» **YOUR TASK**
Search the records for "Company". Copy every line where it appears.

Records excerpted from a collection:
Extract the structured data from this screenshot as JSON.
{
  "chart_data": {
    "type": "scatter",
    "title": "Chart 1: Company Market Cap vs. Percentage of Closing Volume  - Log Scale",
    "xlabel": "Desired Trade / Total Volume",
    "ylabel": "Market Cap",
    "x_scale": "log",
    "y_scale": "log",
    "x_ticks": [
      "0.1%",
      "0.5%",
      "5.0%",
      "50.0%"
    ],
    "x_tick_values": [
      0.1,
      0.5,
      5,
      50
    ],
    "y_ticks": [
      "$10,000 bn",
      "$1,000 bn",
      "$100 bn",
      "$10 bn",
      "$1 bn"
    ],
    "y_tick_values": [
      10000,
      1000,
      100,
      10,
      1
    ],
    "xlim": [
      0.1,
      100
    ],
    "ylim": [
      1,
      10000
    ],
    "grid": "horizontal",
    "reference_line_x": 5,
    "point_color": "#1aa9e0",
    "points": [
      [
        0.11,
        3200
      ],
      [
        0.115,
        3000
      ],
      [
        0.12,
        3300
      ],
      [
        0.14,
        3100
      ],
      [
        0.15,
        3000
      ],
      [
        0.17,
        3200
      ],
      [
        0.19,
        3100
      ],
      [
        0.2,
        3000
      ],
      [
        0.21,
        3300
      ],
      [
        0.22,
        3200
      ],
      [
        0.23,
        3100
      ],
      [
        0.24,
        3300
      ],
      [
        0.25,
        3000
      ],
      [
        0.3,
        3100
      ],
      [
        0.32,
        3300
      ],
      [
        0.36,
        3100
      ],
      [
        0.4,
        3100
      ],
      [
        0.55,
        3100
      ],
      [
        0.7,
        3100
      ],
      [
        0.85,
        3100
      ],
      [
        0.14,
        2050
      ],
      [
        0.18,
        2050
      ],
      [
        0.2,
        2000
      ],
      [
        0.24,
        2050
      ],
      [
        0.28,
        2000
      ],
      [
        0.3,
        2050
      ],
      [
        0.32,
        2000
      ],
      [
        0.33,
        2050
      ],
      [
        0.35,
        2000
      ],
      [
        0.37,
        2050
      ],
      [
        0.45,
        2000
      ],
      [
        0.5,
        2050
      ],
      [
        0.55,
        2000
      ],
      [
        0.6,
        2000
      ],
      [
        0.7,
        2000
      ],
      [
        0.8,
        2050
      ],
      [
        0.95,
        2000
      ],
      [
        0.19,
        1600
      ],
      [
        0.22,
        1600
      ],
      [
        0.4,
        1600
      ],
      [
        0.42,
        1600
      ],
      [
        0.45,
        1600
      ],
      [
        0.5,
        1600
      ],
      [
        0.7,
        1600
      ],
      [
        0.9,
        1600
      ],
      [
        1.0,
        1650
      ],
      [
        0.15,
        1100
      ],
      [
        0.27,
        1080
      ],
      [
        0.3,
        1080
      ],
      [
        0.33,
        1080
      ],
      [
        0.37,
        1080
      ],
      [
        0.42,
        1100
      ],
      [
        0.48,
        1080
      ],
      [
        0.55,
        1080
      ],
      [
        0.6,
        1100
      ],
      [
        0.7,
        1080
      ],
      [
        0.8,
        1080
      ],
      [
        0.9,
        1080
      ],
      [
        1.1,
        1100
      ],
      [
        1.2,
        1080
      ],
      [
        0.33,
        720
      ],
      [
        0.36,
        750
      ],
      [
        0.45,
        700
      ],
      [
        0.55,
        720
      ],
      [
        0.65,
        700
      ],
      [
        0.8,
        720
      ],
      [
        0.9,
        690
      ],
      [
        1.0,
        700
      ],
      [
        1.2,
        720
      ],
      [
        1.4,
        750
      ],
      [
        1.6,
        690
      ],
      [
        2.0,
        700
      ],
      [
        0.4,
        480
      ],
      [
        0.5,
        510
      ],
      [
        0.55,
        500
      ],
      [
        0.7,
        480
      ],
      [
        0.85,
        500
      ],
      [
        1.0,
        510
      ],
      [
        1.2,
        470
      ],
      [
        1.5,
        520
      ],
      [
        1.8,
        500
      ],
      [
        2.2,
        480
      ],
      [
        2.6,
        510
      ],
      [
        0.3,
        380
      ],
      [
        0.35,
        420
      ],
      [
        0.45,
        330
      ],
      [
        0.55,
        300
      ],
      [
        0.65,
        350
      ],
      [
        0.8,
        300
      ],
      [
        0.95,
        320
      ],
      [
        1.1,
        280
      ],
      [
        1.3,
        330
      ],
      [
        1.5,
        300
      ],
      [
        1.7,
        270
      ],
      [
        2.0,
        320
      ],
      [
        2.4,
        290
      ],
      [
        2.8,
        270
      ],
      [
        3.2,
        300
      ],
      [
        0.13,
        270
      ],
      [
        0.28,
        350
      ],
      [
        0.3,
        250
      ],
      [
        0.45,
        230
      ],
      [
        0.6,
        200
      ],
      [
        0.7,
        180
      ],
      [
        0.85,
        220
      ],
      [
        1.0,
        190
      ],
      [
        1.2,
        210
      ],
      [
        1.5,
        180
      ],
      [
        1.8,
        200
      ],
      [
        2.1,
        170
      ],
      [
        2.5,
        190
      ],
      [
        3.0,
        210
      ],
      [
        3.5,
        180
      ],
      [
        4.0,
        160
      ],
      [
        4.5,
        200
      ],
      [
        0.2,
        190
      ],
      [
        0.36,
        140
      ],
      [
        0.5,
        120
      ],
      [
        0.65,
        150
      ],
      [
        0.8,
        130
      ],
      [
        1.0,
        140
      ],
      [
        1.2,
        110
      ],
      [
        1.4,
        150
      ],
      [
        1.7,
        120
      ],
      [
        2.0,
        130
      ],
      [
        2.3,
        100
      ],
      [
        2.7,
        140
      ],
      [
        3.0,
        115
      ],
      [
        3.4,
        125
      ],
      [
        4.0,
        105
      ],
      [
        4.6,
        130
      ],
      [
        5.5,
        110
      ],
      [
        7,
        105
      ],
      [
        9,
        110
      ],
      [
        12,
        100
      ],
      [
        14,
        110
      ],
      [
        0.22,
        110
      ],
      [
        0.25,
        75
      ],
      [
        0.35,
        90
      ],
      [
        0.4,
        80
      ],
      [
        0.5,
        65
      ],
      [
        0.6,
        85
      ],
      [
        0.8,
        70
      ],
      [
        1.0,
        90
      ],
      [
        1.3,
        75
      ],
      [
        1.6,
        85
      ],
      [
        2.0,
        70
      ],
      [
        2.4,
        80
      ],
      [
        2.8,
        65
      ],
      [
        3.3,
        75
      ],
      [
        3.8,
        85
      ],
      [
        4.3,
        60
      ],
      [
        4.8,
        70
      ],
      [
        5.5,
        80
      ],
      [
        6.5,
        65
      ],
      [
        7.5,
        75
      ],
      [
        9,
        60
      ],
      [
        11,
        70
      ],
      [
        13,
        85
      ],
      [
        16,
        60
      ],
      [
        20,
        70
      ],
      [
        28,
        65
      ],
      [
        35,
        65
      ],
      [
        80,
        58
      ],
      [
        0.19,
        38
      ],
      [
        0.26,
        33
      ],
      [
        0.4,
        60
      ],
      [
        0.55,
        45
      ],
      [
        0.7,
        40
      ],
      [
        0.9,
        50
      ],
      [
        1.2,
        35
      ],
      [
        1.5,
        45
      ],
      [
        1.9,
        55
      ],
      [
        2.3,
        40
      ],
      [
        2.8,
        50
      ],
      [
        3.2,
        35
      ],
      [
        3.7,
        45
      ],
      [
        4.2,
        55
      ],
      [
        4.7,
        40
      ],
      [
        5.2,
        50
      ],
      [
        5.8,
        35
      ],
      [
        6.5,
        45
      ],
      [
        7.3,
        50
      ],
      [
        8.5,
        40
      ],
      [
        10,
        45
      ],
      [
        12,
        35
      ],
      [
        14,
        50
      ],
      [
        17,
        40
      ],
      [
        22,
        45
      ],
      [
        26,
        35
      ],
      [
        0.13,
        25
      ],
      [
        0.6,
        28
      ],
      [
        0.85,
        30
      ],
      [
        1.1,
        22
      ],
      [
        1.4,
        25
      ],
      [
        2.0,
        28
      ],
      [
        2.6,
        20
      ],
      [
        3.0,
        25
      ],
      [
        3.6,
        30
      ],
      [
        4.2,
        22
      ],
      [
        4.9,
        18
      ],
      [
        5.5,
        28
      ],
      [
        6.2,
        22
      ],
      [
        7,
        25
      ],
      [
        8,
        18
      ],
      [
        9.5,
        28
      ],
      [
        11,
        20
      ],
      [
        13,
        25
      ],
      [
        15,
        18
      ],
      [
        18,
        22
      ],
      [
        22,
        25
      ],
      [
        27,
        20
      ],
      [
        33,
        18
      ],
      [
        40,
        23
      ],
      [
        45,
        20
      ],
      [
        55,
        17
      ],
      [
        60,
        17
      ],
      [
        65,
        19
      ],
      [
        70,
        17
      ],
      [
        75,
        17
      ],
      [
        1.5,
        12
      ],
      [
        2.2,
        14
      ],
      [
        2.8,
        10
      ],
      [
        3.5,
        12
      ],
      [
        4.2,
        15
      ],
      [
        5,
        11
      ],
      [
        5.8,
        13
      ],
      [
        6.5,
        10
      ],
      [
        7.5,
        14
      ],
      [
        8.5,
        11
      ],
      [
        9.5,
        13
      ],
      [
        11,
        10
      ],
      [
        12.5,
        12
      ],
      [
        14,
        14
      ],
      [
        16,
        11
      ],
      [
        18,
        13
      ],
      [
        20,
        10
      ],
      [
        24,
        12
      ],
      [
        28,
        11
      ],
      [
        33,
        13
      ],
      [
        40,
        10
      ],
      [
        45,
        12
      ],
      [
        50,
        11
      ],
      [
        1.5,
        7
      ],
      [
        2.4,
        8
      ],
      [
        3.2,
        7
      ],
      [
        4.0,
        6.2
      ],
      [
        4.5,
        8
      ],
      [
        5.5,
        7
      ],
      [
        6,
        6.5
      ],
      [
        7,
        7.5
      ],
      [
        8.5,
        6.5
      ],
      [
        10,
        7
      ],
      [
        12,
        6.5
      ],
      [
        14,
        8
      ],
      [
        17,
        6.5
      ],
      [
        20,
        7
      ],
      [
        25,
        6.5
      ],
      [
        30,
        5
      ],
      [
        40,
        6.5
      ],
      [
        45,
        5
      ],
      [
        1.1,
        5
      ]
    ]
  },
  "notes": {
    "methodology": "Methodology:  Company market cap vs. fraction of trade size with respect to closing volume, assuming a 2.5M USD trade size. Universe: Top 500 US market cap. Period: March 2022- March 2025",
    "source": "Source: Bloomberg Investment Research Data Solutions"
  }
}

» **FINISHED EXERCISE**
    "title": "Chart 1: Company Market Cap vs. Percentage of Closing Volume  - Log Scale",
    "methodology": "Methodology:  Company market cap vs. fraction of trade size with respect to closing volume, assuming a 2.5M USD trade size. Universe: Top 500 US market cap. Period: March 2022- March 2025",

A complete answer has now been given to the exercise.